> _EXERCISE_:
Drop the pictures, then extract the listing word for word.

[start]

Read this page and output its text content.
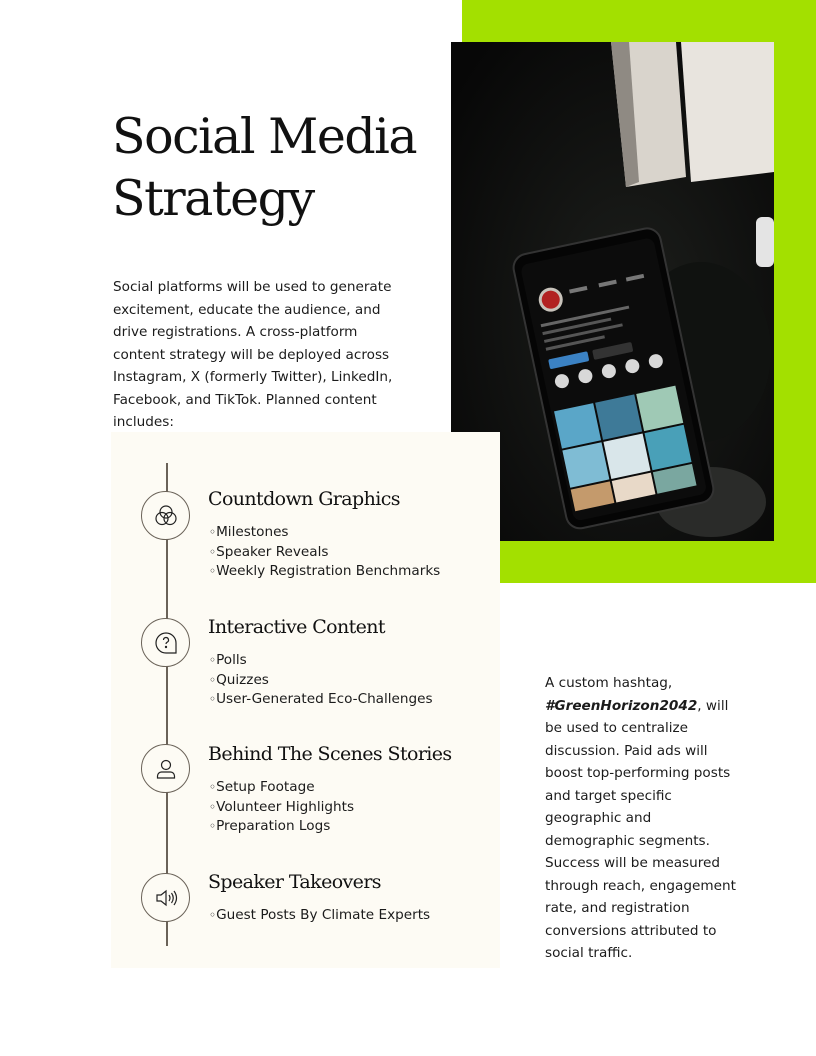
Social Media Strategy

Social platforms will be used to generate excitement, educate the audience, and drive registrations. A cross-platform content strategy will be deployed across Instagram, X (formerly Twitter), LinkedIn, Facebook, and TikTok. Planned content includes:

Countdown Graphics
◦ Milestones
◦ Speaker Reveals
◦ Weekly Registration Benchmarks
Interactive Content
◦ Polls
◦ Quizzes
◦ User-Generated Eco-Challenges
Behind The Scenes Stories
◦ Setup Footage
◦ Volunteer Highlights
◦ Preparation Logs
Speaker Takeovers
◦ Guest Posts By Climate Experts

A custom hashtag, #GreenHorizon2042, will be used to centralize discussion. Paid ads will boost top-performing posts and target specific geographic and demographic segments. Success will be measured through reach, engagement rate, and registration conversions attributed to social traffic.
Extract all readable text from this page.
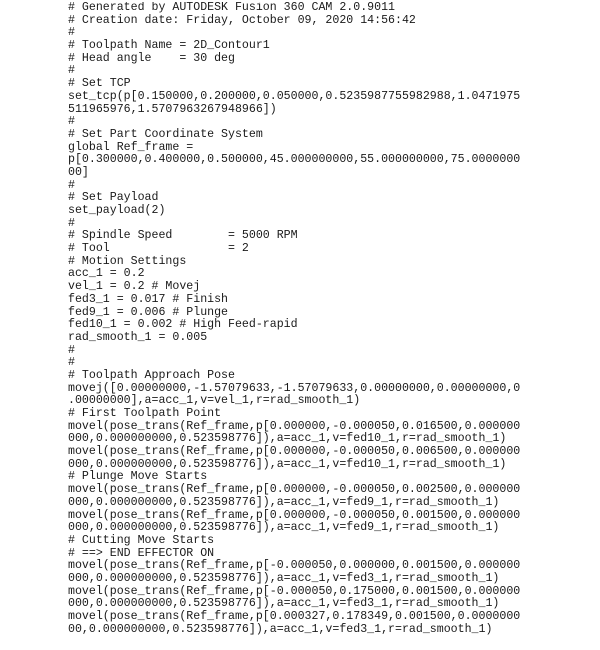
# Generated by AUTODESK Fusion 360 CAM 2.0.9011
# Creation date: Friday, October 09, 2020 14:56:42
#
# Toolpath Name = 2D_Contour1
# Head angle    = 30 deg
#
# Set TCP
set_tcp(p[0.150000,0.200000,0.050000,0.5235987755982988,1.0471975
511965976,1.5707963267948966])
#
# Set Part Coordinate System
global Ref_frame =
p[0.300000,0.400000,0.500000,45.000000000,55.000000000,75.0000000
00]
#
# Set Payload
set_payload(2)
#
# Spindle Speed        = 5000 RPM
# Tool                 = 2
# Motion Settings
acc_1 = 0.2
vel_1 = 0.2 # Movej
fed3_1 = 0.017 # Finish
fed9_1 = 0.006 # Plunge
fed10_1 = 0.002 # High Feed-rapid
rad_smooth_1 = 0.005
#
#
# Toolpath Approach Pose
movej([0.00000000,-1.57079633,-1.57079633,0.00000000,0.00000000,0
.00000000],a=acc_1,v=vel_1,r=rad_smooth_1)
# First Toolpath Point
movel(pose_trans(Ref_frame,p[0.000000,-0.000050,0.016500,0.000000
000,0.000000000,0.523598776]),a=acc_1,v=fed10_1,r=rad_smooth_1)
movel(pose_trans(Ref_frame,p[0.000000,-0.000050,0.006500,0.000000
000,0.000000000,0.523598776]),a=acc_1,v=fed10_1,r=rad_smooth_1)
# Plunge Move Starts
movel(pose_trans(Ref_frame,p[0.000000,-0.000050,0.002500,0.000000
000,0.000000000,0.523598776]),a=acc_1,v=fed9_1,r=rad_smooth_1)
movel(pose_trans(Ref_frame,p[0.000000,-0.000050,0.001500,0.000000
000,0.000000000,0.523598776]),a=acc_1,v=fed9_1,r=rad_smooth_1)
# Cutting Move Starts
# ==> END EFFECTOR ON
movel(pose_trans(Ref_frame,p[-0.000050,0.000000,0.001500,0.000000
000,0.000000000,0.523598776]),a=acc_1,v=fed3_1,r=rad_smooth_1)
movel(pose_trans(Ref_frame,p[-0.000050,0.175000,0.001500,0.000000
000,0.000000000,0.523598776]),a=acc_1,v=fed3_1,r=rad_smooth_1)
movel(pose_trans(Ref_frame,p[0.000327,0.178349,0.001500,0.0000000
00,0.000000000,0.523598776]),a=acc_1,v=fed3_1,r=rad_smooth_1)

[end]

> _TASK OUTPUT_:
Read this page and output its text content.
Social Media Strategy

Social platforms will be used to generate excitement, educate the audience, and drive registrations. A cross-platform content strategy will be deployed across Instagram, X (formerly Twitter), LinkedIn, Facebook, and TikTok. Planned content includes:

Countdown Graphics
◦ Milestones
◦ Speaker Reveals
◦ Weekly Registration Benchmarks
Interactive Content
◦ Polls
◦ Quizzes
◦ User-Generated Eco-Challenges
Behind The Scenes Stories
◦ Setup Footage
◦ Volunteer Highlights
◦ Preparation Logs
Speaker Takeovers
◦ Guest Posts By Climate Experts

A custom hashtag, #GreenHorizon2042, will be used to centralize discussion. Paid ads will boost top-performing posts and target specific geographic and demographic segments. Success will be measured through reach, engagement rate, and registration conversions attributed to social traffic.
Extract all readable text from this page.
# Generated by AUTODESK Fusion 360 CAM 2.0.9011
# Creation date: Friday, October 09, 2020 14:56:42
#
# Toolpath Name = 2D_Contour1
# Head angle    = 30 deg
#
# Set TCP
set_tcp(p[0.150000,0.200000,0.050000,0.5235987755982988,1.0471975
511965976,1.5707963267948966])
#
# Set Part Coordinate System
global Ref_frame =
p[0.300000,0.400000,0.500000,45.000000000,55.000000000,75.0000000
00]
#
# Set Payload
set_payload(2)
#
# Spindle Speed        = 5000 RPM
# Tool                 = 2
# Motion Settings
acc_1 = 0.2
vel_1 = 0.2 # Movej
fed3_1 = 0.017 # Finish
fed9_1 = 0.006 # Plunge
fed10_1 = 0.002 # High Feed-rapid
rad_smooth_1 = 0.005
#
#
# Toolpath Approach Pose
movej([0.00000000,-1.57079633,-1.57079633,0.00000000,0.00000000,0
.00000000],a=acc_1,v=vel_1,r=rad_smooth_1)
# First Toolpath Point
movel(pose_trans(Ref_frame,p[0.000000,-0.000050,0.016500,0.000000
000,0.000000000,0.523598776]),a=acc_1,v=fed10_1,r=rad_smooth_1)
movel(pose_trans(Ref_frame,p[0.000000,-0.000050,0.006500,0.000000
000,0.000000000,0.523598776]),a=acc_1,v=fed10_1,r=rad_smooth_1)
# Plunge Move Starts
movel(pose_trans(Ref_frame,p[0.000000,-0.000050,0.002500,0.000000
000,0.000000000,0.523598776]),a=acc_1,v=fed9_1,r=rad_smooth_1)
movel(pose_trans(Ref_frame,p[0.000000,-0.000050,0.001500,0.000000
000,0.000000000,0.523598776]),a=acc_1,v=fed9_1,r=rad_smooth_1)
# Cutting Move Starts
# ==> END EFFECTOR ON
movel(pose_trans(Ref_frame,p[-0.000050,0.000000,0.001500,0.000000
000,0.000000000,0.523598776]),a=acc_1,v=fed3_1,r=rad_smooth_1)
movel(pose_trans(Ref_frame,p[-0.000050,0.175000,0.001500,0.000000
000,0.000000000,0.523598776]),a=acc_1,v=fed3_1,r=rad_smooth_1)
movel(pose_trans(Ref_frame,p[0.000327,0.178349,0.001500,0.0000000
00,0.000000000,0.523598776]),a=acc_1,v=fed3_1,r=rad_smooth_1)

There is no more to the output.